Figure data in JSON:
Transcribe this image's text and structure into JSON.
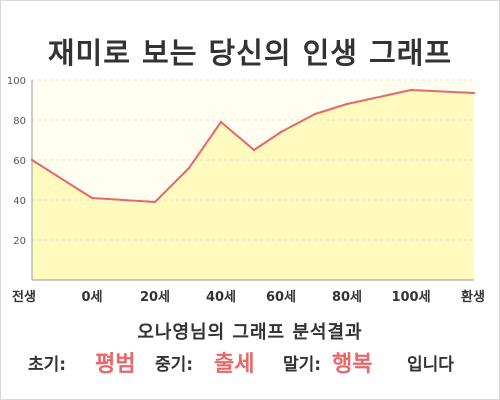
{
  "title": "재미로 보는 당신의 인생 그래프",
  "summary": "오나영님의 그래프 분석결과",
  "result": {
    "early_label": "초기:",
    "early_value": "평범",
    "mid_label": "중기:",
    "mid_value": "출세",
    "late_label": "말기:",
    "late_value": "행복",
    "ending": "입니다"
  },
  "colors": {
    "line": "#e8676a",
    "area": "#fffbbf",
    "plot_bg": "#fffef0",
    "highlight": "#e8676a"
  },
  "chart_data": {
    "type": "area",
    "title": "",
    "xlabel": "",
    "ylabel": "",
    "x_ticks": [
      "전생",
      "0세",
      "20세",
      "40세",
      "60세",
      "80세",
      "100세",
      "환생"
    ],
    "y_ticks": [
      20,
      40,
      60,
      80,
      100
    ],
    "ylim": [
      0,
      100
    ],
    "grid": true,
    "series": [
      {
        "points": [
          {
            "x": "전생",
            "y": 60
          },
          {
            "x": "0세",
            "y": 41
          },
          {
            "x": "20세",
            "y": 39
          },
          {
            "x": "30세",
            "y": 56
          },
          {
            "x": "40세",
            "y": 79
          },
          {
            "x": "50세",
            "y": 65
          },
          {
            "x": "60세",
            "y": 74
          },
          {
            "x": "70세",
            "y": 83
          },
          {
            "x": "80세",
            "y": 88
          },
          {
            "x": "100세",
            "y": 95
          },
          {
            "x": "환생",
            "y": 93.5
          }
        ]
      }
    ]
  }
}
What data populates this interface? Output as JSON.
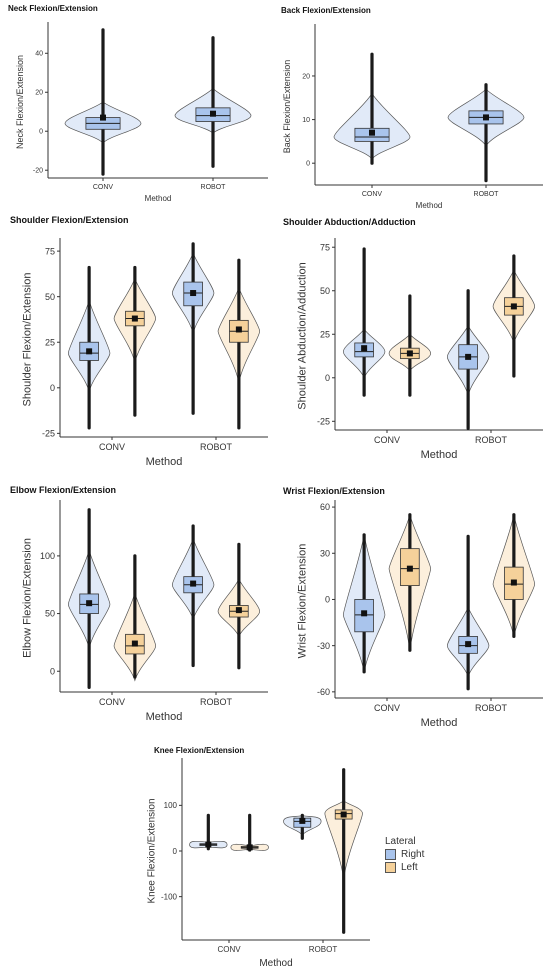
{
  "colors": {
    "right": "#a9c4ec",
    "left": "#f5d19a",
    "axis": "#333333",
    "point": "#111111"
  },
  "legend": {
    "title": "Lateral",
    "items": [
      "Right",
      "Left"
    ]
  },
  "chart_data": [
    {
      "id": "neck",
      "type": "violin",
      "title": "Neck Flexion/Extension",
      "xlabel": "Method",
      "ylabel": "Neck Flexion/Extension",
      "categories": [
        "CONV",
        "ROBOT"
      ],
      "ylim": [
        -24,
        54
      ],
      "yticks": [
        -20,
        0,
        20,
        40
      ],
      "series": [
        {
          "lateral": "right",
          "values": [
            {
              "category": "CONV",
              "min": -22,
              "q1": 1,
              "median": 4,
              "q3": 7,
              "max": 52,
              "mean": 7,
              "body": [
                -6,
                15
              ]
            },
            {
              "category": "ROBOT",
              "min": -18,
              "q1": 5,
              "median": 8,
              "q3": 12,
              "max": 48,
              "mean": 9,
              "body": [
                -1,
                22
              ]
            }
          ]
        }
      ]
    },
    {
      "id": "back",
      "type": "violin",
      "title": "Back Flexion/Extension",
      "xlabel": "Method",
      "ylabel": "Back Flexion/Extension",
      "categories": [
        "CONV",
        "ROBOT"
      ],
      "ylim": [
        -5,
        31
      ],
      "yticks": [
        0,
        10,
        20
      ],
      "series": [
        {
          "lateral": "right",
          "values": [
            {
              "category": "CONV",
              "min": 0,
              "q1": 5,
              "median": 6,
              "q3": 8,
              "max": 25,
              "mean": 7,
              "body": [
                1,
                16
              ]
            },
            {
              "category": "ROBOT",
              "min": -4,
              "q1": 9,
              "median": 10.5,
              "q3": 12,
              "max": 18,
              "mean": 10.5,
              "body": [
                4,
                17
              ]
            }
          ]
        }
      ]
    },
    {
      "id": "shoulder_flex",
      "type": "violin",
      "title": "Shoulder Flexion/Extension",
      "xlabel": "Method",
      "ylabel": "Shoulder Flexion/Extension",
      "categories": [
        "CONV",
        "ROBOT"
      ],
      "ylim": [
        -27,
        80
      ],
      "yticks": [
        -25,
        0,
        25,
        50,
        75
      ],
      "series": [
        {
          "lateral": "right",
          "values": [
            {
              "category": "CONV",
              "min": -22,
              "q1": 15,
              "median": 19,
              "q3": 25,
              "max": 66,
              "mean": 20,
              "body": [
                -2,
                48
              ]
            },
            {
              "category": "ROBOT",
              "min": -14,
              "q1": 45,
              "median": 52,
              "q3": 58,
              "max": 79,
              "mean": 52,
              "body": [
                30,
                74
              ]
            }
          ]
        },
        {
          "lateral": "left",
          "values": [
            {
              "category": "CONV",
              "min": -15,
              "q1": 34,
              "median": 38,
              "q3": 42,
              "max": 66,
              "mean": 38,
              "body": [
                14,
                60
              ]
            },
            {
              "category": "ROBOT",
              "min": -22,
              "q1": 25,
              "median": 31,
              "q3": 37,
              "max": 70,
              "mean": 32,
              "body": [
                3,
                55
              ]
            }
          ]
        }
      ]
    },
    {
      "id": "shoulder_abd",
      "type": "violin",
      "title": "Shoulder Abduction/Adduction",
      "xlabel": "Method",
      "ylabel": "Shoulder Abduction/Adduction",
      "categories": [
        "CONV",
        "ROBOT"
      ],
      "ylim": [
        -30,
        78
      ],
      "yticks": [
        -25,
        0,
        25,
        50,
        75
      ],
      "series": [
        {
          "lateral": "right",
          "values": [
            {
              "category": "CONV",
              "min": -10,
              "q1": 12,
              "median": 15,
              "q3": 20,
              "max": 74,
              "mean": 17,
              "body": [
                0,
                28
              ]
            },
            {
              "category": "ROBOT",
              "min": -29,
              "q1": 5,
              "median": 12,
              "q3": 19,
              "max": 50,
              "mean": 12,
              "body": [
                -10,
                30
              ]
            }
          ]
        },
        {
          "lateral": "left",
          "values": [
            {
              "category": "CONV",
              "min": -10,
              "q1": 11,
              "median": 14,
              "q3": 17,
              "max": 47,
              "mean": 14,
              "body": [
                4,
                25
              ]
            },
            {
              "category": "ROBOT",
              "min": 1,
              "q1": 36,
              "median": 41,
              "q3": 46,
              "max": 70,
              "mean": 41,
              "body": [
                20,
                62
              ]
            }
          ]
        }
      ]
    },
    {
      "id": "elbow",
      "type": "violin",
      "title": "Elbow Flexion/Extension",
      "xlabel": "Method",
      "ylabel": "Elbow Flexion/Extension",
      "categories": [
        "CONV",
        "ROBOT"
      ],
      "ylim": [
        -18,
        145
      ],
      "yticks": [
        0,
        50,
        100
      ],
      "series": [
        {
          "lateral": "right",
          "values": [
            {
              "category": "CONV",
              "min": -14,
              "q1": 50,
              "median": 58,
              "q3": 67,
              "max": 140,
              "mean": 59,
              "body": [
                20,
                105
              ]
            },
            {
              "category": "ROBOT",
              "min": 5,
              "q1": 68,
              "median": 75,
              "q3": 82,
              "max": 126,
              "mean": 76,
              "body": [
                45,
                115
              ]
            }
          ]
        },
        {
          "lateral": "left",
          "values": [
            {
              "category": "CONV",
              "min": -5,
              "q1": 15,
              "median": 22,
              "q3": 32,
              "max": 100,
              "mean": 24,
              "body": [
                -8,
                68
              ]
            },
            {
              "category": "ROBOT",
              "min": 3,
              "q1": 47,
              "median": 52,
              "q3": 57,
              "max": 110,
              "mean": 53,
              "body": [
                30,
                80
              ]
            }
          ]
        }
      ]
    },
    {
      "id": "wrist",
      "type": "violin",
      "title": "Wrist Flexion/Extension",
      "xlabel": "Method",
      "ylabel": "Wrist Flexion/Extension",
      "categories": [
        "CONV",
        "ROBOT"
      ],
      "ylim": [
        -64,
        62
      ],
      "yticks": [
        -60,
        -30,
        0,
        30,
        60
      ],
      "series": [
        {
          "lateral": "right",
          "values": [
            {
              "category": "CONV",
              "min": -47,
              "q1": -21,
              "median": -10,
              "q3": 0,
              "max": 42,
              "mean": -9,
              "body": [
                -47,
                42
              ]
            },
            {
              "category": "ROBOT",
              "min": -58,
              "q1": -35,
              "median": -30,
              "q3": -24,
              "max": 41,
              "mean": -29,
              "body": [
                -50,
                -5
              ]
            }
          ]
        },
        {
          "lateral": "left",
          "values": [
            {
              "category": "CONV",
              "min": -33,
              "q1": 9,
              "median": 20,
              "q3": 33,
              "max": 55,
              "mean": 20,
              "body": [
                -33,
                55
              ]
            },
            {
              "category": "ROBOT",
              "min": -24,
              "q1": 0,
              "median": 10,
              "q3": 21,
              "max": 55,
              "mean": 11,
              "body": [
                -24,
                55
              ]
            }
          ]
        }
      ]
    },
    {
      "id": "knee",
      "type": "violin",
      "title": "Knee Flexion/Extension",
      "xlabel": "Method",
      "ylabel": "Knee Flexion/Extension",
      "categories": [
        "CONV",
        "ROBOT"
      ],
      "ylim": [
        -195,
        195
      ],
      "yticks": [
        -100,
        0,
        100
      ],
      "series": [
        {
          "lateral": "right",
          "values": [
            {
              "category": "CONV",
              "min": 5,
              "q1": 12,
              "median": 14,
              "q3": 16,
              "max": 78,
              "mean": 14,
              "body": [
                8,
                20
              ]
            },
            {
              "category": "ROBOT",
              "min": 28,
              "q1": 52,
              "median": 65,
              "q3": 72,
              "max": 78,
              "mean": 66,
              "body": [
                35,
                78
              ]
            }
          ]
        },
        {
          "lateral": "left",
          "values": [
            {
              "category": "CONV",
              "min": 2,
              "q1": 6,
              "median": 8,
              "q3": 10,
              "max": 78,
              "mean": 8,
              "body": [
                3,
                12
              ]
            },
            {
              "category": "ROBOT",
              "min": -178,
              "q1": 70,
              "median": 82,
              "q3": 90,
              "max": 178,
              "mean": 80,
              "body": [
                -60,
                110
              ]
            }
          ]
        }
      ]
    }
  ]
}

**AIM OF THE EXERCISE**. Return every line holding the word "this" from the records.

**COMPLETE RESPONSE**.
Transcribe this image's text and structure into JSON.
What data populates this interface? Output as JSON.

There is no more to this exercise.